[Collected data]
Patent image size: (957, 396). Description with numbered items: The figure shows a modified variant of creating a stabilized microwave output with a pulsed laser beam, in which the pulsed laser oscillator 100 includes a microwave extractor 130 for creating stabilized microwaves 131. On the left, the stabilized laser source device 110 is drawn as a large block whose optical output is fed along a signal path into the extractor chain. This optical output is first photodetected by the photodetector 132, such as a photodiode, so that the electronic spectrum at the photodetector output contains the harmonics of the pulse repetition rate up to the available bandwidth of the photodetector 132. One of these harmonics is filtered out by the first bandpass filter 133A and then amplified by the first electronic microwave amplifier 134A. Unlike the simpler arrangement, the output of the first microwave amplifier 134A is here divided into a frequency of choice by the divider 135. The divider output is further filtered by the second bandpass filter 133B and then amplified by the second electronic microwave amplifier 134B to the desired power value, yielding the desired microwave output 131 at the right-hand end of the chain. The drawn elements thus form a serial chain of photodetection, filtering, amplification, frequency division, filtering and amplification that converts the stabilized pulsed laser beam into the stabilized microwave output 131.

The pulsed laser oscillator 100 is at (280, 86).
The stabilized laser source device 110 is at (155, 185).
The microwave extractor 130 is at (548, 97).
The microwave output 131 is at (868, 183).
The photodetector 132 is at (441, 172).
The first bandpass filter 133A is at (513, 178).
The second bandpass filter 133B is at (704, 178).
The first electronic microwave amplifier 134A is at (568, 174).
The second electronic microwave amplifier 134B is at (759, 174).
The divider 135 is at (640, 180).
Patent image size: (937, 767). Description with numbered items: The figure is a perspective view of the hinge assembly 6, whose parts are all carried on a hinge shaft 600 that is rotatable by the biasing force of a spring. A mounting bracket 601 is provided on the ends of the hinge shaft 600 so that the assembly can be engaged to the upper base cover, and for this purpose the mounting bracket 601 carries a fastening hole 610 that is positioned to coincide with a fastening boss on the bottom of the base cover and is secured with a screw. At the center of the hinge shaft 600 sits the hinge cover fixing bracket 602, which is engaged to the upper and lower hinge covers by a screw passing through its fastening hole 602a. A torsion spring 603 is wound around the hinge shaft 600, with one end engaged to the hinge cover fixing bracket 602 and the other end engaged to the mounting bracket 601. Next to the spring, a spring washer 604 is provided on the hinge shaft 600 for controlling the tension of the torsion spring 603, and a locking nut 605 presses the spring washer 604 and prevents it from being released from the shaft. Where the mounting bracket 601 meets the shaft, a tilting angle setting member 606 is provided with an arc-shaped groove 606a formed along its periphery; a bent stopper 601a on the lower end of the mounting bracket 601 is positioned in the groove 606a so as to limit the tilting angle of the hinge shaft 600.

* Aim of the task:
Write out all of the part location data above again, line for line and without any changes.

* Result for this exercise:
Patent image size: (957, 396). Description with numbered items: The figure shows a modified variant of creating a stabilized microwave output with a pulsed laser beam, in which the pulsed laser oscillator 100 includes a microwave extractor 130 for creating stabilized microwaves 131. On the left, the stabilized laser source device 110 is drawn as a large block whose optical output is fed along a signal path into the extractor chain. This optical output is first photodetected by the photodetector 132, such as a photodiode, so that the electronic spectrum at the photodetector output contains the harmonics of the pulse repetition rate up to the available bandwidth of the photodetector 132. One of these harmonics is filtered out by the first bandpass filter 133A and then amplified by the first electronic microwave amplifier 134A. Unlike the simpler arrangement, the output of the first microwave amplifier 134A is here divided into a frequency of choice by the divider 135. The divider output is further filtered by the second bandpass filter 133B and then amplified by the second electronic microwave amplifier 134B to the desired power value, yielding the desired microwave output 131 at the right-hand end of the chain. The drawn elements thus form a serial chain of photodetection, filtering, amplification, frequency division, filtering and amplification that converts the stabilized pulsed laser beam into the stabilized microwave output 131.

The pulsed laser oscillator 100 is at (280, 86).
The stabilized laser source device 110 is at (155, 185).
The microwave extractor 130 is at (548, 97).
The microwave output 131 is at (868, 183).
The photodetector 132 is at (441, 172).
The first bandpass filter 133A is at (513, 178).
The second bandpass filter 133B is at (704, 178).
The first electronic microwave amplifier 134A is at (568, 174).
The second electronic microwave amplifier 134B is at (759, 174).
The divider 135 is at (640, 180).
Patent image size: (937, 767). Description with numbered items: The figure is a perspective view of the hinge assembly 6, whose parts are all carried on a hinge shaft 600 that is rotatable by the biasing force of a spring. A mounting bracket 601 is provided on the ends of the hinge shaft 600 so that the assembly can be engaged to the upper base cover, and for this purpose the mounting bracket 601 carries a fastening hole 610 that is positioned to coincide with a fastening boss on the bottom of the base cover and is secured with a screw. At the center of the hinge shaft 600 sits the hinge cover fixing bracket 602, which is engaged to the upper and lower hinge covers by a screw passing through its fastening hole 602a. A torsion spring 603 is wound around the hinge shaft 600, with one end engaged to the hinge cover fixing bracket 602 and the other end engaged to the mounting bracket 601. Next to the spring, a spring washer 604 is provided on the hinge shaft 600 for controlling the tension of the torsion spring 603, and a locking nut 605 presses the spring washer 604 and prevents it from being released from the shaft. Where the mounting bracket 601 meets the shaft, a tilting angle setting member 606 is provided with an arc-shaped groove 606a formed along its periphery; a bent stopper 601a on the lower end of the mounting bracket 601 is positioned in the groove 606a so as to limit the tilting angle of the hinge shaft 600.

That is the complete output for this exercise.